■ TO BE DONE ■
Your task is to transcribe the records exactly, skipping every image.

■ SUPPLIED DATA ■
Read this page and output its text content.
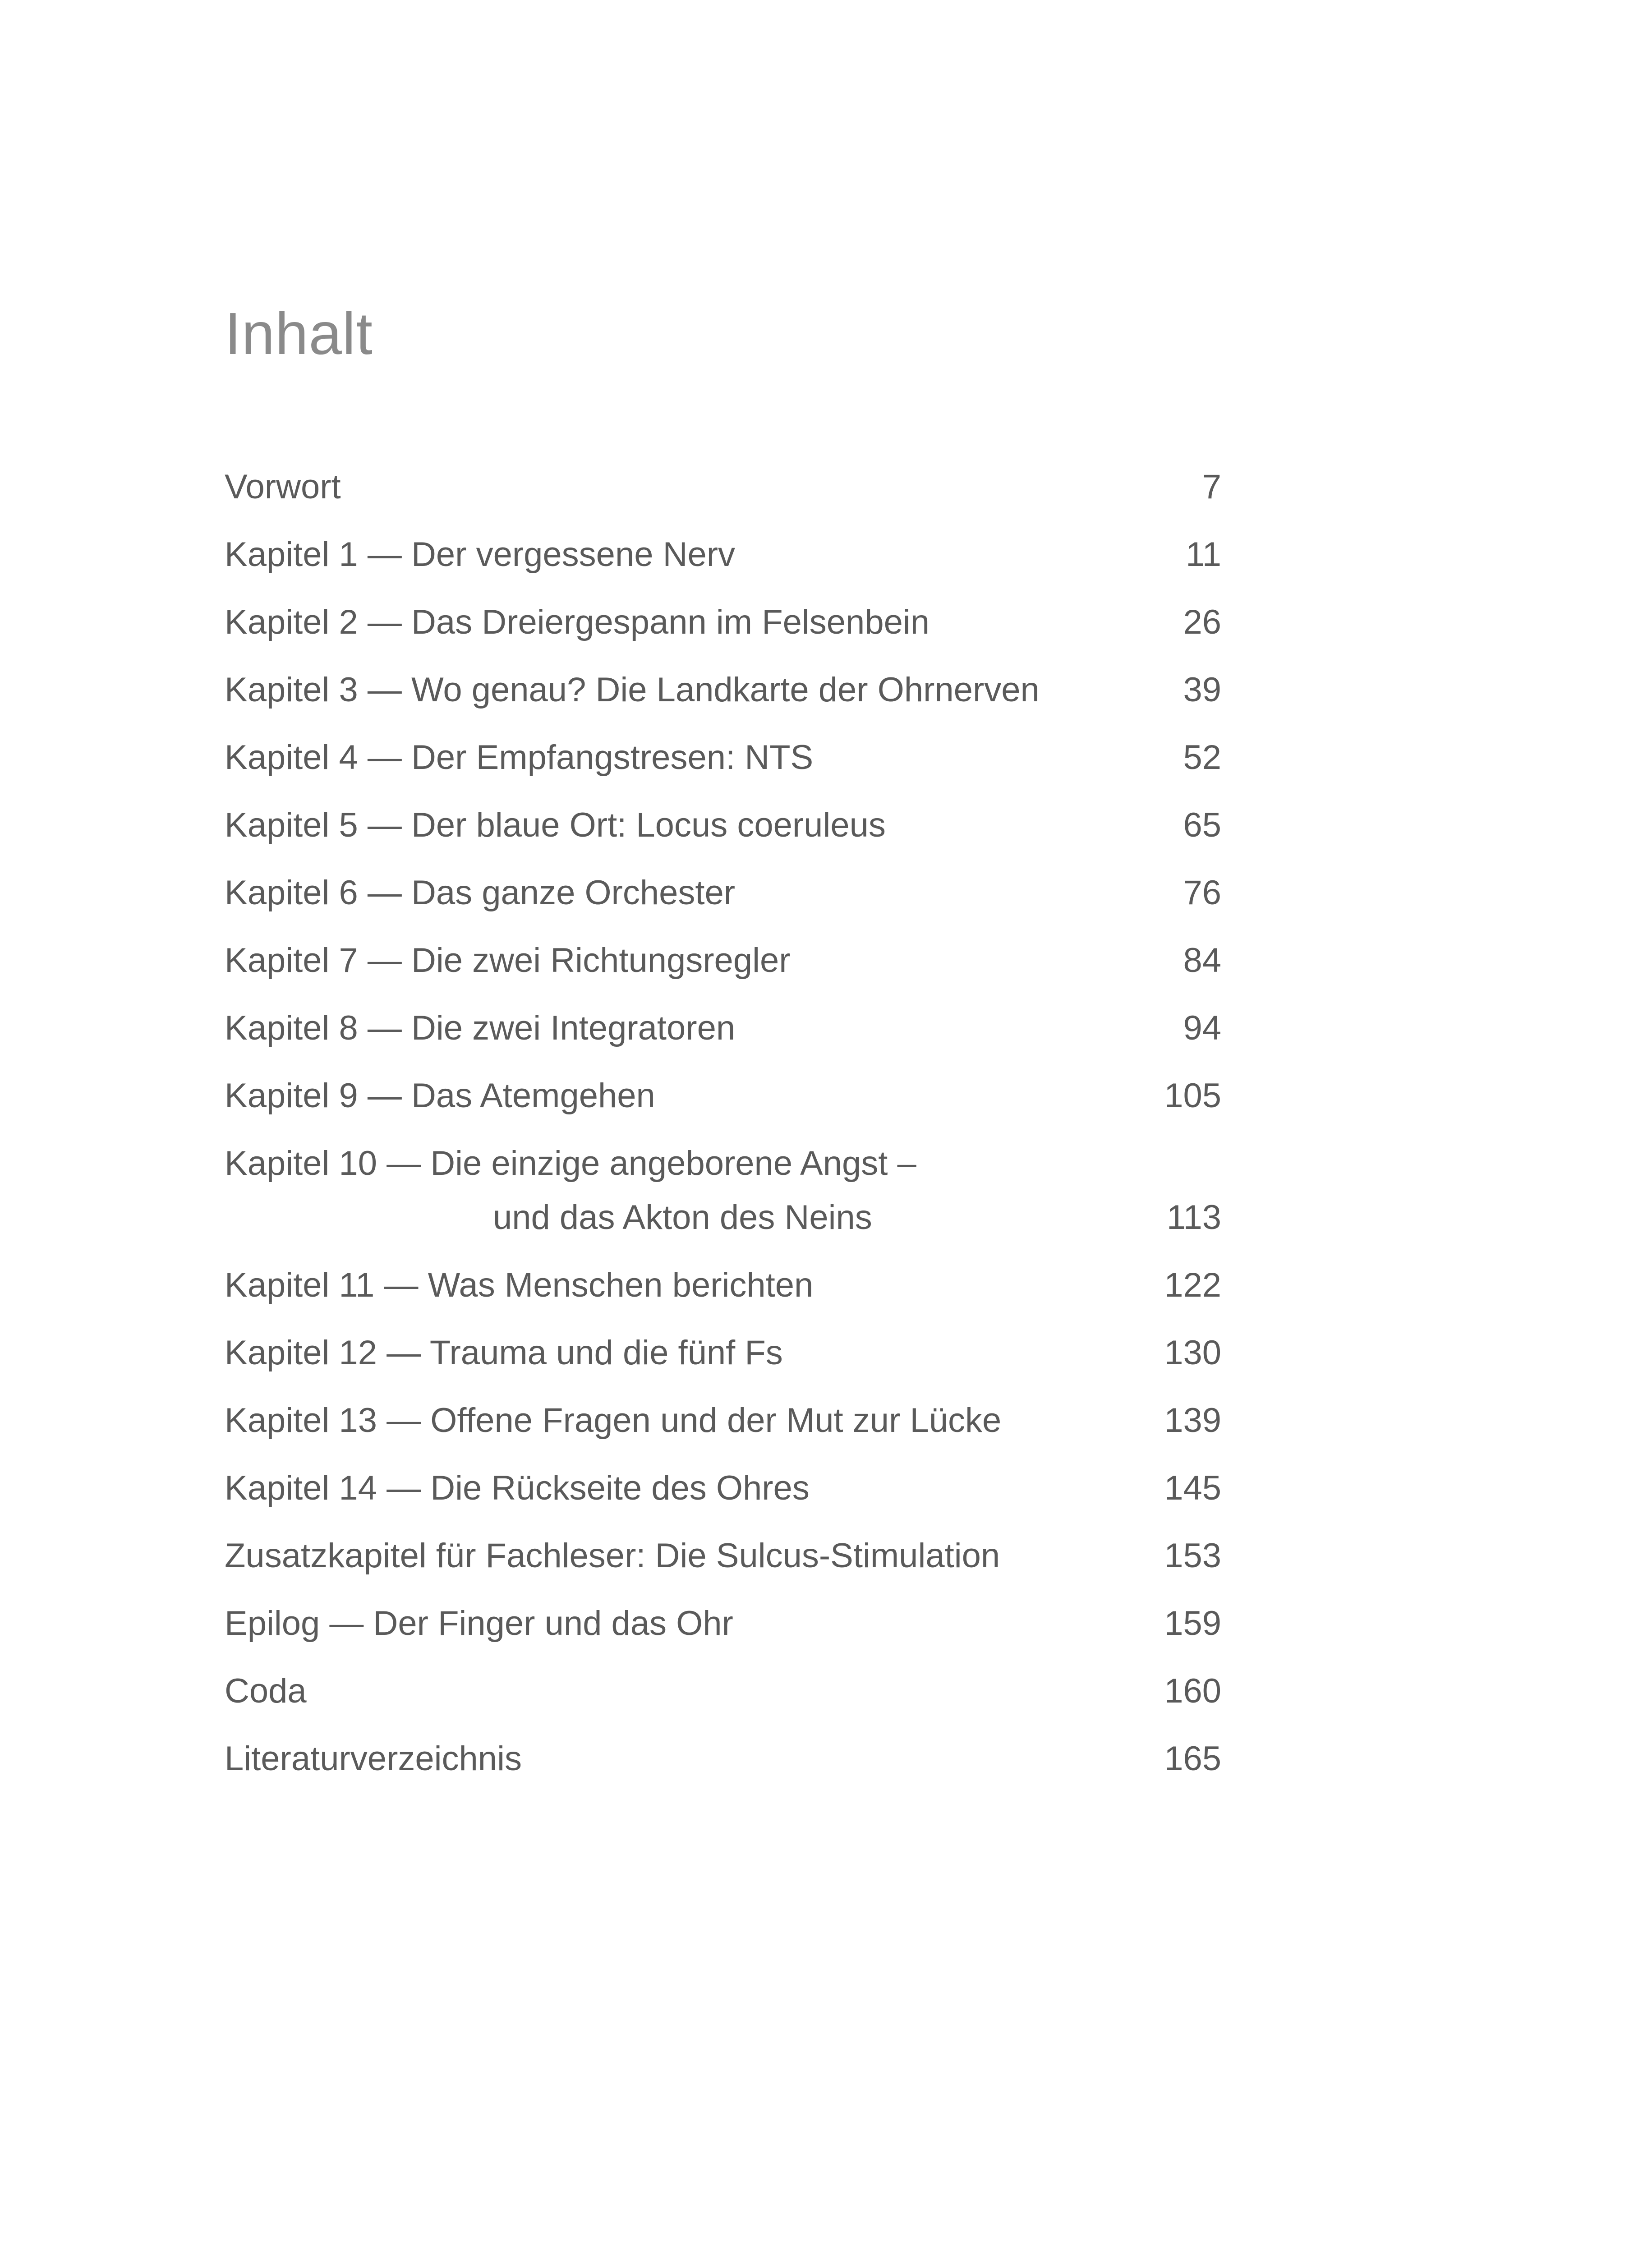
Inhalt
Vorwort	7
Kapitel 1 — Der vergessene Nerv	11
Kapitel 2 — Das Dreiergespann im Felsenbein	26
Kapitel 3 — Wo genau? Die Landkarte der Ohrnerven	39
Kapitel 4 — Der Empfangstresen: NTS	52
Kapitel 5 — Der blaue Ort: Locus coeruleus	65
Kapitel 6 — Das ganze Orchester	76
Kapitel 7 — Die zwei Richtungsregler	84
Kapitel 8 — Die zwei Integratoren	94
Kapitel 9 — Das Atemgehen	105
Kapitel 10 — Die einzige angeborene Angst –
und das Akton des Neins	113
Kapitel 11 — Was Menschen berichten	122
Kapitel 12 — Trauma und die fünf Fs	130
Kapitel 13 — Offene Fragen und der Mut zur Lücke	139
Kapitel 14 — Die Rückseite des Ohres	145
Zusatzkapitel für Fachleser: Die Sulcus-Stimulation	153
Epilog — Der Finger und das Ohr	159
Coda	160
Literaturverzeichnis	165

■ RESPONSE ■
Read this page and output its text content.
Inhalt
Vorwort	7
Kapitel 1 — Der vergessene Nerv	11
Kapitel 2 — Das Dreiergespann im Felsenbein	26
Kapitel 3 — Wo genau? Die Landkarte der Ohrnerven	39
Kapitel 4 — Der Empfangstresen: NTS	52
Kapitel 5 — Der blaue Ort: Locus coeruleus	65
Kapitel 6 — Das ganze Orchester	76
Kapitel 7 — Die zwei Richtungsregler	84
Kapitel 8 — Die zwei Integratoren	94
Kapitel 9 — Das Atemgehen	105
Kapitel 10 — Die einzige angeborene Angst –
und das Akton des Neins	113
Kapitel 11 — Was Menschen berichten	122
Kapitel 12 — Trauma und die fünf Fs	130
Kapitel 13 — Offene Fragen und der Mut zur Lücke	139
Kapitel 14 — Die Rückseite des Ohres	145
Zusatzkapitel für Fachleser: Die Sulcus-Stimulation	153
Epilog — Der Finger und das Ohr	159
Coda	160
Literaturverzeichnis	165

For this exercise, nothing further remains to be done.